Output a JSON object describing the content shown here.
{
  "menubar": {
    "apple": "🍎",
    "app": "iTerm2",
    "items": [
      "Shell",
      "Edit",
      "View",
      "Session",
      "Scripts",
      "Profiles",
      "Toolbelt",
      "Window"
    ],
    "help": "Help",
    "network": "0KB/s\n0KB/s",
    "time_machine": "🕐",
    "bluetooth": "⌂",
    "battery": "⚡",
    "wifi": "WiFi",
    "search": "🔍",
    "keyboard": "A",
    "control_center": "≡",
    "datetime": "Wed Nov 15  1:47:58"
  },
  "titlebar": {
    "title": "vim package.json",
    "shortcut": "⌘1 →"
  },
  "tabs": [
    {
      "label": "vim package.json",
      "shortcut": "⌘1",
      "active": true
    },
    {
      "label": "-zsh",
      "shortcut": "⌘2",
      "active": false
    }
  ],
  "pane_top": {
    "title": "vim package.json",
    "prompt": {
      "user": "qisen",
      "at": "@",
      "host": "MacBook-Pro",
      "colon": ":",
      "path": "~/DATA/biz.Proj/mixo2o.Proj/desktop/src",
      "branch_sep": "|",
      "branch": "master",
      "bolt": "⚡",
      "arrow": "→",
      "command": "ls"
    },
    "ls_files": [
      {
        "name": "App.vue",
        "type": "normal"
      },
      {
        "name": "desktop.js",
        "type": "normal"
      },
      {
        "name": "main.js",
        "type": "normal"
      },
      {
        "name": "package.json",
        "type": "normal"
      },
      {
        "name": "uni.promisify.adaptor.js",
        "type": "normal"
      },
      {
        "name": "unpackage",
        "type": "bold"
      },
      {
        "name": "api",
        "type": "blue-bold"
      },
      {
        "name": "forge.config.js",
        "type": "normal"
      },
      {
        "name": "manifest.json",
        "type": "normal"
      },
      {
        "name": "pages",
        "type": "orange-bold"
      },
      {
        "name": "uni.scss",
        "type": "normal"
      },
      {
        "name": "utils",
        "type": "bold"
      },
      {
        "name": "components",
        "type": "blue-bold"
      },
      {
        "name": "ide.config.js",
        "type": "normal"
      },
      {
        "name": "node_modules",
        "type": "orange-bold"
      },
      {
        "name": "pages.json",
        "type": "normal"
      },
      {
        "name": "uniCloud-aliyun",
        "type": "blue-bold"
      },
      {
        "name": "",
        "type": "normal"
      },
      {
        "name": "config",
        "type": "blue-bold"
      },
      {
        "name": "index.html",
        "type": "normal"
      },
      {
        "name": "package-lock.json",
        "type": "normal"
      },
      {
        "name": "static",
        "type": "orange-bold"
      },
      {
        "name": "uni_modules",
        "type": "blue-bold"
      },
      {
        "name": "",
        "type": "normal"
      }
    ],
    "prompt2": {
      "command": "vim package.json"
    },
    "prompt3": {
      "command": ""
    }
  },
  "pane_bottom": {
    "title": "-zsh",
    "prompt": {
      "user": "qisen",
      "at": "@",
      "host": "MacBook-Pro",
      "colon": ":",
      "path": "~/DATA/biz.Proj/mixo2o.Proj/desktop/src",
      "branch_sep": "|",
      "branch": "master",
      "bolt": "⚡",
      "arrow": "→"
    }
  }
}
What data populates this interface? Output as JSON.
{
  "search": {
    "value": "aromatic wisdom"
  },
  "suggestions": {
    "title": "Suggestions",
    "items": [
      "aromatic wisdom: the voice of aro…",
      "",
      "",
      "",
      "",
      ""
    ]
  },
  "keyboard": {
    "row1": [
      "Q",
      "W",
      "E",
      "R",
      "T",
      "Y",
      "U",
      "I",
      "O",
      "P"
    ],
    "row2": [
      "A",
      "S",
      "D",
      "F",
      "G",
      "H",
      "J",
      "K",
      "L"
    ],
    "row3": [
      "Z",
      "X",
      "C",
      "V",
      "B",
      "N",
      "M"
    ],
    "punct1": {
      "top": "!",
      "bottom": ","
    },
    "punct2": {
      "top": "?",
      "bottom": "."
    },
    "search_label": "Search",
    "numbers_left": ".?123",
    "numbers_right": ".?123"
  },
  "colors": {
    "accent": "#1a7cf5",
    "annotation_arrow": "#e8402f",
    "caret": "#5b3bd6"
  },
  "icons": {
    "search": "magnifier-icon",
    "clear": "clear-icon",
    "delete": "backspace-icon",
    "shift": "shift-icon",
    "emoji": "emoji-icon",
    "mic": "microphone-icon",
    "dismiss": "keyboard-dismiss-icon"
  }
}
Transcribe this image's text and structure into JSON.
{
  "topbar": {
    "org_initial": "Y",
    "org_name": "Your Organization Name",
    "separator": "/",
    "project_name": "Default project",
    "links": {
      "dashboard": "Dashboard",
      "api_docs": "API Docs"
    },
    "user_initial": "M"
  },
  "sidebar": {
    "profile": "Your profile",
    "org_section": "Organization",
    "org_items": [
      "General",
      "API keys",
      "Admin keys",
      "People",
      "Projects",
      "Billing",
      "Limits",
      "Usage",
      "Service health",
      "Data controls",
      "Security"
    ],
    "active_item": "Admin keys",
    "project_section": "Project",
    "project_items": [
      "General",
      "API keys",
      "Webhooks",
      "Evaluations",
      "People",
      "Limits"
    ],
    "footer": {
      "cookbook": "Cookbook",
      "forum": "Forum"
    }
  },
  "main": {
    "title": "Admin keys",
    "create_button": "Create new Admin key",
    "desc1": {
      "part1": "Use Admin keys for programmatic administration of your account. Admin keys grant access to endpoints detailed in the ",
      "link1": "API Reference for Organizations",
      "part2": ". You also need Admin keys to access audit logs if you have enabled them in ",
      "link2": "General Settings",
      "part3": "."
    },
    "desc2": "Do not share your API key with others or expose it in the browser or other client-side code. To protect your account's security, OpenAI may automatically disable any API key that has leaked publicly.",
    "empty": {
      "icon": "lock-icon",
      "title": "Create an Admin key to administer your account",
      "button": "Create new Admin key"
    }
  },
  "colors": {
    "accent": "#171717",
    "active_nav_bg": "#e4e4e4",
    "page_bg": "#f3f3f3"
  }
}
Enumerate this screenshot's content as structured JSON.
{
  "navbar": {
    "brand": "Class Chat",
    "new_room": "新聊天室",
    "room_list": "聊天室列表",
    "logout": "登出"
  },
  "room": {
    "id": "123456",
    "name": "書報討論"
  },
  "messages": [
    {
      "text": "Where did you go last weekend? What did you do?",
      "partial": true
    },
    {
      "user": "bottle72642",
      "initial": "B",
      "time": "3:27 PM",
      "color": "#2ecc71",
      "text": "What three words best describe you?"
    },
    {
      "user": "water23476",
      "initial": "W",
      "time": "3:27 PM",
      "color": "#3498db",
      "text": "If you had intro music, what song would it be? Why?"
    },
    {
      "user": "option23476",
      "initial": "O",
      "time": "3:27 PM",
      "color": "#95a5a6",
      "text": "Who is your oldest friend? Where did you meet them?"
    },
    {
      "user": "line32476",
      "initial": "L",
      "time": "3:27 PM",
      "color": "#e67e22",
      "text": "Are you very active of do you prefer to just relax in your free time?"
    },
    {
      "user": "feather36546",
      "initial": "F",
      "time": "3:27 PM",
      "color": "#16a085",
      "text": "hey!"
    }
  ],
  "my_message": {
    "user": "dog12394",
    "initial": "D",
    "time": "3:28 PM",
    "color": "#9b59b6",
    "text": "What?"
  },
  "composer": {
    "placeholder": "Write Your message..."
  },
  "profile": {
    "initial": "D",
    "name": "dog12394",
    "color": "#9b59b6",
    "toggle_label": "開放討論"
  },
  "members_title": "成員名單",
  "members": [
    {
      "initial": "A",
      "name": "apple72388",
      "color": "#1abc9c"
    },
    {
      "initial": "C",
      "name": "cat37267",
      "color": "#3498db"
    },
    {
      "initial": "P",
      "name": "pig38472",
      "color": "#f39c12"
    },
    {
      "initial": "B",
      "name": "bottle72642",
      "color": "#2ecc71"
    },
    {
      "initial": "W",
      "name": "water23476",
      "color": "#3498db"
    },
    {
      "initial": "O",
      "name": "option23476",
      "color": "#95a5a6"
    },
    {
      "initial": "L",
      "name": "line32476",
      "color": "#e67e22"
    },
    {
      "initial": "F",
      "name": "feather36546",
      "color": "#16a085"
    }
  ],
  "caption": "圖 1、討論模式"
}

* * * *

◆ **What the task requires**
Pull out each line of the records holding the string "access".

◆ **Correct output**
      "part1": "Use Admin keys for programmatic administration of your account. Admin keys grant access to endpoints detailed in the ",
      "part2": ". You also need Admin keys to access audit logs if you have enabled them in ",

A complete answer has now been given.